Given task:
Write out the data again in full, exactly as it reads.

• • • •

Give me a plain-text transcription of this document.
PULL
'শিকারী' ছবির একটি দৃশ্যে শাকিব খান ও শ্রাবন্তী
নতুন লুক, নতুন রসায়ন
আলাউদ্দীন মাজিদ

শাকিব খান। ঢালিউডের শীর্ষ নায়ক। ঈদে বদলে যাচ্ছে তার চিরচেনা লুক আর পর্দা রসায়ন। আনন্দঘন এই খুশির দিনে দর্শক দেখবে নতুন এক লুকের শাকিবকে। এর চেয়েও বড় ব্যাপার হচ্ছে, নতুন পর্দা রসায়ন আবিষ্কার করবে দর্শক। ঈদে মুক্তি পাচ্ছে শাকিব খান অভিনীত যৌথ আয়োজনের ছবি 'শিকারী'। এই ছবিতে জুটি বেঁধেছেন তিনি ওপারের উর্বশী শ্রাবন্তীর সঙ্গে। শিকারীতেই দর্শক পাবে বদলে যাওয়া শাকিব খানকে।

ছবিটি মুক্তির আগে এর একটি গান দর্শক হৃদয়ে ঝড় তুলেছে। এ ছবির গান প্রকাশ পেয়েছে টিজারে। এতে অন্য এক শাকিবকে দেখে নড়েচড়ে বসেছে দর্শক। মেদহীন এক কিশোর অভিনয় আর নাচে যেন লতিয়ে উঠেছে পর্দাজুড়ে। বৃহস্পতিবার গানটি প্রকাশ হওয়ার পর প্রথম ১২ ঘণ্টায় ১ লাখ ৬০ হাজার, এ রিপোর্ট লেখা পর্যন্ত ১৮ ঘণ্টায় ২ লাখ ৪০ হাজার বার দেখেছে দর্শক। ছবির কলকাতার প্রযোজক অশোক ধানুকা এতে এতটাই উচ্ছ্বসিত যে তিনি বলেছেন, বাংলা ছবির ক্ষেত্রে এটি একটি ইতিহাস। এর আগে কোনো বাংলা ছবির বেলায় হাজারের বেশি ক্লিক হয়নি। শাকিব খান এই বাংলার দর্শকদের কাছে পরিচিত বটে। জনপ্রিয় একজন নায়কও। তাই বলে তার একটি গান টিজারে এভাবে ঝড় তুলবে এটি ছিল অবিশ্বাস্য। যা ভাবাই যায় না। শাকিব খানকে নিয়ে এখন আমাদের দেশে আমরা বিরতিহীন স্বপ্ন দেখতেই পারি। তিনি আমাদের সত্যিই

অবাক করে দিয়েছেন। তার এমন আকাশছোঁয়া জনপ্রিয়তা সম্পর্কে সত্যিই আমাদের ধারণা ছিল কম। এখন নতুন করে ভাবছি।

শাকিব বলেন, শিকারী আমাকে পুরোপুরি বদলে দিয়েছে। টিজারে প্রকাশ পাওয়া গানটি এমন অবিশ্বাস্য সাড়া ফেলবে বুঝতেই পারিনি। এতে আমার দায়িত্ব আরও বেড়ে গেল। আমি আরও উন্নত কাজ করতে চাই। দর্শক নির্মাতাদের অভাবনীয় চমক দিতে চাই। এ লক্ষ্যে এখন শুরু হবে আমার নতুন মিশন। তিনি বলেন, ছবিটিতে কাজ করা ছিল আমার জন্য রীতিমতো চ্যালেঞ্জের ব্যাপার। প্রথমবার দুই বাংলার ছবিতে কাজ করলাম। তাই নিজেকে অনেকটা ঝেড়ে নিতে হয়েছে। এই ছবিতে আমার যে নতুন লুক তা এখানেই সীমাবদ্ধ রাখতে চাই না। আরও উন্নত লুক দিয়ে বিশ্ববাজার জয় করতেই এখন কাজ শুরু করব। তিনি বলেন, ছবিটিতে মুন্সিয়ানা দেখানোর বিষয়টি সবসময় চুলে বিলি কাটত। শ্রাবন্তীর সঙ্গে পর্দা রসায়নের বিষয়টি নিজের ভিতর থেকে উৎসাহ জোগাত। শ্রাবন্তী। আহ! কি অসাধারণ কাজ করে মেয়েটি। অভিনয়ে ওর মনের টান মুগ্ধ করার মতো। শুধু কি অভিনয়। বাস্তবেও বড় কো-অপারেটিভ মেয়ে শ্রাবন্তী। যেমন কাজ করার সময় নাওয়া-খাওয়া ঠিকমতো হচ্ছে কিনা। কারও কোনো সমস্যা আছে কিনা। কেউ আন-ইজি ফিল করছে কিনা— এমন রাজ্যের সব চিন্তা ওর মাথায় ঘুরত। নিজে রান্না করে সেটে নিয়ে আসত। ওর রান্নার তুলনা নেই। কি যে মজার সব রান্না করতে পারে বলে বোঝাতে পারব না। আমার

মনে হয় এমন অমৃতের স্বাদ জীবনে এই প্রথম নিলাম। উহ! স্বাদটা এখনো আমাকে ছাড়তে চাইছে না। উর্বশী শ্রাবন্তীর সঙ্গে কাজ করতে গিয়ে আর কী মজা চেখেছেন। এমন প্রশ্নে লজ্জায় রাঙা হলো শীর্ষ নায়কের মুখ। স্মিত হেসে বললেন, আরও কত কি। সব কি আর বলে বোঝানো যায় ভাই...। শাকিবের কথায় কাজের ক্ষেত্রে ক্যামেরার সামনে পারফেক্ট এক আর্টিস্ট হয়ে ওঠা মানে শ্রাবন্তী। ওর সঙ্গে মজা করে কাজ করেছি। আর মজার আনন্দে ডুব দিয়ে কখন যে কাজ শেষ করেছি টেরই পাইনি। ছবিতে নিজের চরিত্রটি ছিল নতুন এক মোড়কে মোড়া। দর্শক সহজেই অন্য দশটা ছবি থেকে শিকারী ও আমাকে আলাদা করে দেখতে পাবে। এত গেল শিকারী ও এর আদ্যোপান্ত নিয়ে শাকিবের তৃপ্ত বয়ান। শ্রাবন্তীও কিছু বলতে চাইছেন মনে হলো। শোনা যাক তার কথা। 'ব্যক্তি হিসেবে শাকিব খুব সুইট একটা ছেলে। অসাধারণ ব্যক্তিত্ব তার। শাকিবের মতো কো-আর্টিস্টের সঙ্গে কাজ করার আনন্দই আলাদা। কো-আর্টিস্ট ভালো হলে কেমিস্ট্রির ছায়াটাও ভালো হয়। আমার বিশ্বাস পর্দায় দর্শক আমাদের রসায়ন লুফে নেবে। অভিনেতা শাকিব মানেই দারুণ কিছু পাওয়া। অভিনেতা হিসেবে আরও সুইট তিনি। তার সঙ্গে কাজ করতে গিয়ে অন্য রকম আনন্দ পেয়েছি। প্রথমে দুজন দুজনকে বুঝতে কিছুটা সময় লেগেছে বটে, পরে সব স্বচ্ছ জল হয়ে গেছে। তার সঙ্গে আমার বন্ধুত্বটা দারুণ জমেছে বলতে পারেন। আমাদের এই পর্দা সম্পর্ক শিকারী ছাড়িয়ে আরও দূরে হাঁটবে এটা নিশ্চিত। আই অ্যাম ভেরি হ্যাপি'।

• • • •

Answer to the task:
Give me a plain-text transcription of this document.
PULL
'শিকারী' ছবির একটি দৃশ্যে শাকিব খান ও শ্রাবন্তী
নতুন লুক, নতুন রসায়ন
আলাউদ্দীন মাজিদ

শাকিব খান। ঢালিউডের শীর্ষ নায়ক। ঈদে বদলে যাচ্ছে তার চিরচেনা লুক আর পর্দা রসায়ন। আনন্দঘন এই খুশির দিনে দর্শক দেখবে নতুন এক লুকের শাকিবকে। এর চেয়েও বড় ব্যাপার হচ্ছে, নতুন পর্দা রসায়ন আবিষ্কার করবে দর্শক। ঈদে মুক্তি পাচ্ছে শাকিব খান অভিনীত যৌথ আয়োজনের ছবি 'শিকারী'। এই ছবিতে জুটি বেঁধেছেন তিনি ওপারের উর্বশী শ্রাবন্তীর সঙ্গে। শিকারীতেই দর্শক পাবে বদলে যাওয়া শাকিব খানকে।

ছবিটি মুক্তির আগে এর একটি গান দর্শক হৃদয়ে ঝড় তুলেছে। এ ছবির গান প্রকাশ পেয়েছে টিজারে। এতে অন্য এক শাকিবকে দেখে নড়েচড়ে বসেছে দর্শক। মেদহীন এক কিশোর অভিনয় আর নাচে যেন লতিয়ে উঠেছে পর্দাজুড়ে। বৃহস্পতিবার গানটি প্রকাশ হওয়ার পর প্রথম ১২ ঘণ্টায় ১ লাখ ৬০ হাজার, এ রিপোর্ট লেখা পর্যন্ত ১৮ ঘণ্টায় ২ লাখ ৪০ হাজার বার দেখেছে দর্শক। ছবির কলকাতার প্রযোজক অশোক ধানুকা এতে এতটাই উচ্ছ্বসিত যে তিনি বলেছেন, বাংলা ছবির ক্ষেত্রে এটি একটি ইতিহাস। এর আগে কোনো বাংলা ছবির বেলায় হাজারের বেশি ক্লিক হয়নি। শাকিব খান এই বাংলার দর্শকদের কাছে পরিচিত বটে। জনপ্রিয় একজন নায়কও। তাই বলে তার একটি গান টিজারে এভাবে ঝড় তুলবে এটি ছিল অবিশ্বাস্য। যা ভাবাই যায় না। শাকিব খানকে নিয়ে এখন আমাদের দেশে আমরা বিরতিহীন স্বপ্ন দেখতেই পারি। তিনি আমাদের সত্যিই

অবাক করে দিয়েছেন। তার এমন আকাশছোঁয়া জনপ্রিয়তা সম্পর্কে সত্যিই আমাদের ধারণা ছিল কম। এখন নতুন করে ভাবছি।

শাকিব বলেন, শিকারী আমাকে পুরোপুরি বদলে দিয়েছে। টিজারে প্রকাশ পাওয়া গানটি এমন অবিশ্বাস্য সাড়া ফেলবে বুঝতেই পারিনি। এতে আমার দায়িত্ব আরও বেড়ে গেল। আমি আরও উন্নত কাজ করতে চাই। দর্শক নির্মাতাদের অভাবনীয় চমক দিতে চাই। এ লক্ষ্যে এখন শুরু হবে আমার নতুন মিশন। তিনি বলেন, ছবিটিতে কাজ করা ছিল আমার জন্য রীতিমতো চ্যালেঞ্জের ব্যাপার। প্রথমবার দুই বাংলার ছবিতে কাজ করলাম। তাই নিজেকে অনেকটা ঝেড়ে নিতে হয়েছে। এই ছবিতে আমার যে নতুন লুক তা এখানেই সীমাবদ্ধ রাখতে চাই না। আরও উন্নত লুক দিয়ে বিশ্ববাজার জয় করতেই এখন কাজ শুরু করব। তিনি বলেন, ছবিটিতে মুন্সিয়ানা দেখানোর বিষয়টি সবসময় চুলে বিলি কাটত। শ্রাবন্তীর সঙ্গে পর্দা রসায়নের বিষয়টি নিজের ভিতর থেকে উৎসাহ জোগাত। শ্রাবন্তী। আহ! কি অসাধারণ কাজ করে মেয়েটি। অভিনয়ে ওর মনের টান মুগ্ধ করার মতো। শুধু কি অভিনয়। বাস্তবেও বড় কো-অপারেটিভ মেয়ে শ্রাবন্তী। যেমন কাজ করার সময় নাওয়া-খাওয়া ঠিকমতো হচ্ছে কিনা। কারও কোনো সমস্যা আছে কিনা। কেউ আন-ইজি ফিল করছে কিনা— এমন রাজ্যের সব চিন্তা ওর মাথায় ঘুরত। নিজে রান্না করে সেটে নিয়ে আসত। ওর রান্নার তুলনা নেই। কি যে মজার সব রান্না করতে পারে বলে বোঝাতে পারব না। আমার

মনে হয় এমন অমৃতের স্বাদ জীবনে এই প্রথম নিলাম। উহ! স্বাদটা এখনো আমাকে ছাড়তে চাইছে না। উর্বশী শ্রাবন্তীর সঙ্গে কাজ করতে গিয়ে আর কী মজা চেখেছেন। এমন প্রশ্নে লজ্জায় রাঙা হলো শীর্ষ নায়কের মুখ। স্মিত হেসে বললেন, আরও কত কি। সব কি আর বলে বোঝানো যায় ভাই...। শাকিবের কথায় কাজের ক্ষেত্রে ক্যামেরার সামনে পারফেক্ট এক আর্টিস্ট হয়ে ওঠা মানে শ্রাবন্তী। ওর সঙ্গে মজা করে কাজ করেছি। আর মজার আনন্দে ডুব দিয়ে কখন যে কাজ শেষ করেছি টেরই পাইনি। ছবিতে নিজের চরিত্রটি ছিল নতুন এক মোড়কে মোড়া। দর্শক সহজেই অন্য দশটা ছবি থেকে শিকারী ও আমাকে আলাদা করে দেখতে পাবে। এত গেল শিকারী ও এর আদ্যোপান্ত নিয়ে শাকিবের তৃপ্ত বয়ান। শ্রাবন্তীও কিছু বলতে চাইছেন মনে হলো। শোনা যাক তার কথা। 'ব্যক্তি হিসেবে শাকিব খুব সুইট একটা ছেলে। অসাধারণ ব্যক্তিত্ব তার। শাকিবের মতো কো-আর্টিস্টের সঙ্গে কাজ করার আনন্দই আলাদা। কো-আর্টিস্ট ভালো হলে কেমিস্ট্রির ছায়াটাও ভালো হয়। আমার বিশ্বাস পর্দায় দর্শক আমাদের রসায়ন লুফে নেবে। অভিনেতা শাকিব মানেই দারুণ কিছু পাওয়া। অভিনেতা হিসেবে আরও সুইট তিনি। তার সঙ্গে কাজ করতে গিয়ে অন্য রকম আনন্দ পেয়েছি। প্রথমে দুজন দুজনকে বুঝতে কিছুটা সময় লেগেছে বটে, পরে সব স্বচ্ছ জল হয়ে গেছে। তার সঙ্গে আমার বন্ধুত্বটা দারুণ জমেছে বলতে পারেন। আমাদের এই পর্দা সম্পর্ক শিকারী ছাড়িয়ে আরও দূরে হাঁটবে এটা নিশ্চিত। আই অ্যাম ভেরি হ্যাপি'।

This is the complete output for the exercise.